-- MATERIALS PROVIDED start --

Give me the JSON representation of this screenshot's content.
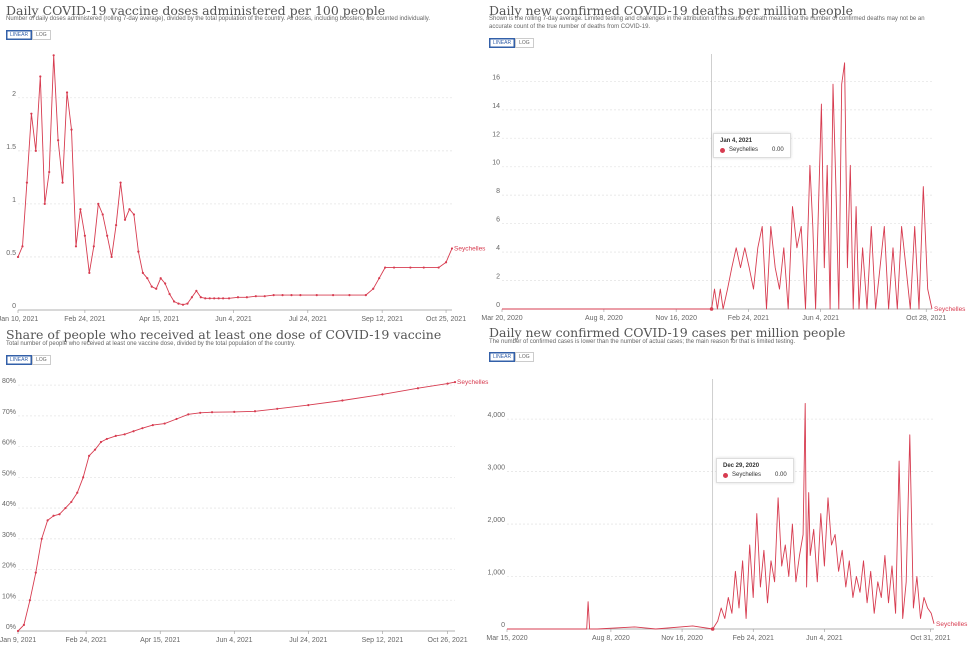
{
  "colors": {
    "series": "#d73c50",
    "grid": "#e6e6e6",
    "toggle_active": "#3360a9"
  },
  "toggle": {
    "linear": "LINEAR",
    "log": "LOG",
    "active": "linear"
  },
  "chart_data": [
    {
      "type": "line",
      "title": "Daily COVID-19 vaccine doses administered per 100 people",
      "subtitle": "Number of daily doses administered (rolling 7-day average), divided by the total population of the country. All doses, including boosters, are counted individually.",
      "series": [
        {
          "name": "Seychelles",
          "end_label": "Seychelles",
          "markers": true,
          "x": [
            "2021-01-10",
            "2021-01-13",
            "2021-01-16",
            "2021-01-19",
            "2021-01-22",
            "2021-01-25",
            "2021-01-28",
            "2021-01-31",
            "2021-02-03",
            "2021-02-06",
            "2021-02-09",
            "2021-02-12",
            "2021-02-15",
            "2021-02-18",
            "2021-02-21",
            "2021-02-24",
            "2021-02-27",
            "2021-03-02",
            "2021-03-05",
            "2021-03-08",
            "2021-03-11",
            "2021-03-14",
            "2021-03-17",
            "2021-03-20",
            "2021-03-23",
            "2021-03-26",
            "2021-03-29",
            "2021-04-01",
            "2021-04-04",
            "2021-04-07",
            "2021-04-10",
            "2021-04-13",
            "2021-04-16",
            "2021-04-19",
            "2021-04-22",
            "2021-04-25",
            "2021-04-28",
            "2021-05-01",
            "2021-05-04",
            "2021-05-07",
            "2021-05-10",
            "2021-05-13",
            "2021-05-16",
            "2021-05-19",
            "2021-05-22",
            "2021-05-25",
            "2021-05-28",
            "2021-06-01",
            "2021-06-07",
            "2021-06-13",
            "2021-06-19",
            "2021-06-25",
            "2021-07-01",
            "2021-07-07",
            "2021-07-13",
            "2021-07-19",
            "2021-07-30",
            "2021-08-10",
            "2021-08-21",
            "2021-09-01",
            "2021-09-06",
            "2021-09-10",
            "2021-09-14",
            "2021-09-20",
            "2021-10-01",
            "2021-10-10",
            "2021-10-20",
            "2021-10-25",
            "2021-10-29"
          ],
          "y": [
            0.5,
            0.6,
            1.2,
            1.85,
            1.5,
            2.2,
            1.0,
            1.3,
            2.4,
            1.6,
            1.2,
            2.05,
            1.7,
            0.6,
            0.95,
            0.7,
            0.35,
            0.6,
            1.0,
            0.9,
            0.7,
            0.5,
            0.8,
            1.2,
            0.85,
            0.95,
            0.9,
            0.55,
            0.35,
            0.3,
            0.22,
            0.2,
            0.3,
            0.25,
            0.15,
            0.08,
            0.06,
            0.05,
            0.06,
            0.12,
            0.18,
            0.12,
            0.11,
            0.11,
            0.11,
            0.11,
            0.11,
            0.11,
            0.12,
            0.12,
            0.13,
            0.13,
            0.14,
            0.14,
            0.14,
            0.14,
            0.14,
            0.14,
            0.14,
            0.14,
            0.2,
            0.3,
            0.4,
            0.4,
            0.4,
            0.4,
            0.4,
            0.45,
            0.58
          ]
        }
      ],
      "x_ticks": [
        "Jan 10, 2021",
        "Feb 24, 2021",
        "Apr 15, 2021",
        "Jun 4, 2021",
        "Jul 24, 2021",
        "Sep 12, 2021",
        "Oct 25, 2021"
      ],
      "x_tick_dates": [
        "2021-01-10",
        "2021-02-24",
        "2021-04-15",
        "2021-06-04",
        "2021-07-24",
        "2021-09-12",
        "2021-10-25"
      ],
      "x_range": [
        "2021-01-10",
        "2021-10-29"
      ],
      "y_ticks": [
        0,
        0.5,
        1,
        1.5,
        2
      ],
      "y_tick_labels": [
        "0",
        "0.5",
        "1",
        "1.5",
        "2"
      ],
      "ylim": [
        0,
        2.45
      ],
      "grid": true
    },
    {
      "type": "line",
      "title": "Daily new confirmed COVID-19 deaths per million people",
      "subtitle": "Shown is the rolling 7-day average. Limited testing and challenges in the attribution of the cause of death means that the number of confirmed deaths may not be an accurate count of the true number of deaths from COVID-19.",
      "series": [
        {
          "name": "Seychelles",
          "end_label": "Seychelles",
          "markers": false,
          "x": [
            "2020-03-20",
            "2021-01-04",
            "2021-01-08",
            "2021-01-12",
            "2021-01-16",
            "2021-01-20",
            "2021-01-26",
            "2021-02-01",
            "2021-02-07",
            "2021-02-13",
            "2021-02-19",
            "2021-02-25",
            "2021-03-03",
            "2021-03-09",
            "2021-03-15",
            "2021-03-21",
            "2021-03-27",
            "2021-04-02",
            "2021-04-08",
            "2021-04-14",
            "2021-04-20",
            "2021-04-26",
            "2021-05-02",
            "2021-05-08",
            "2021-05-14",
            "2021-05-20",
            "2021-05-24",
            "2021-05-28",
            "2021-06-01",
            "2021-06-05",
            "2021-06-09",
            "2021-06-13",
            "2021-06-17",
            "2021-06-21",
            "2021-06-25",
            "2021-06-29",
            "2021-07-03",
            "2021-07-07",
            "2021-07-11",
            "2021-07-15",
            "2021-07-19",
            "2021-07-23",
            "2021-07-27",
            "2021-08-01",
            "2021-08-07",
            "2021-08-13",
            "2021-08-19",
            "2021-08-25",
            "2021-08-31",
            "2021-09-06",
            "2021-09-12",
            "2021-09-18",
            "2021-09-24",
            "2021-09-30",
            "2021-10-06",
            "2021-10-12",
            "2021-10-18",
            "2021-10-24",
            "2021-10-30",
            "2021-11-05"
          ],
          "y": [
            0,
            0,
            1.4,
            0,
            1.4,
            0,
            1.4,
            2.9,
            4.3,
            2.9,
            4.3,
            2.9,
            1.4,
            4.3,
            5.8,
            0,
            5.8,
            2.9,
            1.4,
            4.3,
            0,
            7.2,
            4.3,
            5.8,
            0,
            10.1,
            5.8,
            0,
            7.2,
            14.4,
            2.9,
            10.1,
            0,
            15.8,
            8.6,
            0,
            15.8,
            17.3,
            2.9,
            10.1,
            0,
            7.2,
            0,
            4.3,
            0,
            5.8,
            0,
            2.9,
            5.8,
            0,
            4.3,
            0,
            5.8,
            2.9,
            0,
            5.8,
            0,
            8.6,
            1.4,
            0
          ]
        }
      ],
      "x_ticks": [
        "Mar 20, 2020",
        "Aug 8, 2020",
        "Nov 16, 2020",
        "Feb 24, 2021",
        "Jun 4, 2021",
        "Oct 28, 2021"
      ],
      "x_tick_dates": [
        "2020-03-20",
        "2020-08-08",
        "2020-11-16",
        "2021-02-24",
        "2021-06-04",
        "2021-10-28"
      ],
      "x_range": [
        "2020-03-20",
        "2021-11-05"
      ],
      "y_ticks": [
        0,
        2,
        4,
        6,
        8,
        10,
        12,
        14,
        16
      ],
      "y_tick_labels": [
        "0",
        "2",
        "4",
        "6",
        "8",
        "10",
        "12",
        "14",
        "16"
      ],
      "ylim": [
        0,
        17.5
      ],
      "grid": true,
      "hover": {
        "date": "Jan 4, 2021",
        "x": "2021-01-04",
        "series": "Seychelles",
        "value": "0.00"
      }
    },
    {
      "type": "line",
      "title": "Share of people who received at least one dose of COVID-19 vaccine",
      "subtitle": "Total number of people who received at least one vaccine dose, divided by the total population of the country.",
      "series": [
        {
          "name": "Seychelles",
          "end_label": "Seychelles",
          "markers": true,
          "x": [
            "2021-01-09",
            "2021-01-13",
            "2021-01-17",
            "2021-01-21",
            "2021-01-25",
            "2021-01-29",
            "2021-02-02",
            "2021-02-06",
            "2021-02-10",
            "2021-02-14",
            "2021-02-18",
            "2021-02-22",
            "2021-02-26",
            "2021-03-02",
            "2021-03-06",
            "2021-03-10",
            "2021-03-16",
            "2021-03-22",
            "2021-03-28",
            "2021-04-03",
            "2021-04-10",
            "2021-04-18",
            "2021-04-26",
            "2021-05-04",
            "2021-05-12",
            "2021-05-20",
            "2021-06-04",
            "2021-06-18",
            "2021-07-03",
            "2021-07-24",
            "2021-08-16",
            "2021-09-12",
            "2021-10-06",
            "2021-10-26",
            "2021-10-31"
          ],
          "y": [
            0,
            2,
            10,
            19,
            30,
            36,
            37.5,
            38,
            40,
            42,
            45,
            50,
            57,
            59,
            61.5,
            62.5,
            63.5,
            64,
            65,
            66,
            67,
            67.5,
            69,
            70.5,
            71,
            71.2,
            71.3,
            71.5,
            72.3,
            73.5,
            75,
            77,
            79,
            80.5,
            81
          ]
        }
      ],
      "x_ticks": [
        "Jan 9, 2021",
        "Feb 24, 2021",
        "Apr 15, 2021",
        "Jun 4, 2021",
        "Jul 24, 2021",
        "Sep 12, 2021",
        "Oct 26, 2021"
      ],
      "x_tick_dates": [
        "2021-01-09",
        "2021-02-24",
        "2021-04-15",
        "2021-06-04",
        "2021-07-24",
        "2021-09-12",
        "2021-10-26"
      ],
      "x_range": [
        "2021-01-09",
        "2021-10-31"
      ],
      "y_ticks": [
        0,
        10,
        20,
        30,
        40,
        50,
        60,
        70,
        80
      ],
      "y_tick_labels": [
        "0%",
        "10%",
        "20%",
        "30%",
        "40%",
        "50%",
        "60%",
        "70%",
        "80%"
      ],
      "ylim": [
        0,
        82
      ],
      "grid": true
    },
    {
      "type": "line",
      "title": "Daily new confirmed COVID-19 cases per million people",
      "subtitle": "The number of confirmed cases is lower than the number of actual cases; the main reason for that is limited testing.",
      "series": [
        {
          "name": "Seychelles",
          "end_label": "Seychelles",
          "markers": false,
          "x": [
            "2020-03-15",
            "2020-06-01",
            "2020-07-05",
            "2020-07-07",
            "2020-07-09",
            "2020-07-20",
            "2020-09-10",
            "2020-10-10",
            "2020-12-01",
            "2020-12-29",
            "2021-01-05",
            "2021-01-10",
            "2021-01-15",
            "2021-01-20",
            "2021-01-25",
            "2021-01-30",
            "2021-02-04",
            "2021-02-09",
            "2021-02-14",
            "2021-02-19",
            "2021-02-24",
            "2021-03-01",
            "2021-03-06",
            "2021-03-11",
            "2021-03-16",
            "2021-03-21",
            "2021-03-26",
            "2021-03-31",
            "2021-04-05",
            "2021-04-10",
            "2021-04-15",
            "2021-04-20",
            "2021-04-25",
            "2021-04-30",
            "2021-05-05",
            "2021-05-08",
            "2021-05-10",
            "2021-05-13",
            "2021-05-15",
            "2021-05-20",
            "2021-05-25",
            "2021-05-30",
            "2021-06-04",
            "2021-06-09",
            "2021-06-14",
            "2021-06-19",
            "2021-06-24",
            "2021-06-29",
            "2021-07-04",
            "2021-07-09",
            "2021-07-14",
            "2021-07-19",
            "2021-07-24",
            "2021-07-29",
            "2021-08-03",
            "2021-08-08",
            "2021-08-13",
            "2021-08-18",
            "2021-08-23",
            "2021-08-28",
            "2021-09-02",
            "2021-09-07",
            "2021-09-12",
            "2021-09-17",
            "2021-09-22",
            "2021-09-27",
            "2021-10-02",
            "2021-10-07",
            "2021-10-12",
            "2021-10-17",
            "2021-10-22",
            "2021-10-27",
            "2021-11-01",
            "2021-11-05"
          ],
          "y": [
            0,
            0,
            0,
            520,
            0,
            0,
            40,
            0,
            60,
            0,
            150,
            400,
            200,
            600,
            300,
            1100,
            400,
            1300,
            200,
            1600,
            600,
            2200,
            800,
            1500,
            500,
            1300,
            900,
            2500,
            1200,
            1600,
            1000,
            2000,
            900,
            1400,
            1800,
            4300,
            800,
            2600,
            1400,
            1900,
            900,
            2200,
            1200,
            2500,
            1600,
            1800,
            1100,
            1500,
            800,
            1300,
            600,
            1000,
            700,
            1300,
            500,
            1100,
            300,
            900,
            600,
            1400,
            500,
            1200,
            300,
            3200,
            200,
            900,
            3700,
            400,
            1000,
            200,
            600,
            400,
            300,
            100
          ]
        }
      ],
      "x_ticks": [
        "Mar 15, 2020",
        "Aug 8, 2020",
        "Nov 16, 2020",
        "Feb 24, 2021",
        "Jun 4, 2021",
        "Oct 31, 2021"
      ],
      "x_tick_dates": [
        "2020-03-15",
        "2020-08-08",
        "2020-11-16",
        "2021-02-24",
        "2021-06-04",
        "2021-10-31"
      ],
      "x_range": [
        "2020-03-15",
        "2021-11-05"
      ],
      "y_ticks": [
        0,
        1000,
        2000,
        3000,
        4000
      ],
      "y_tick_labels": [
        "0",
        "1,000",
        "2,000",
        "3,000",
        "4,000"
      ],
      "ylim": [
        0,
        4650
      ],
      "grid": true,
      "hover": {
        "date": "Dec 29, 2020",
        "x": "2020-12-29",
        "series": "Seychelles",
        "value": "0.00"
      }
    }
  ]
}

-- MATERIALS PROVIDED end --

• **WHAT TO PRODUCE**
All lines that include "cases" are to be gathered and copied.

• **FINISHED TASK**
      "title": "Daily new confirmed COVID-19 cases per million people",
      "subtitle": "The number of confirmed cases is lower than the number of actual cases; the main reason for that is limited testing.",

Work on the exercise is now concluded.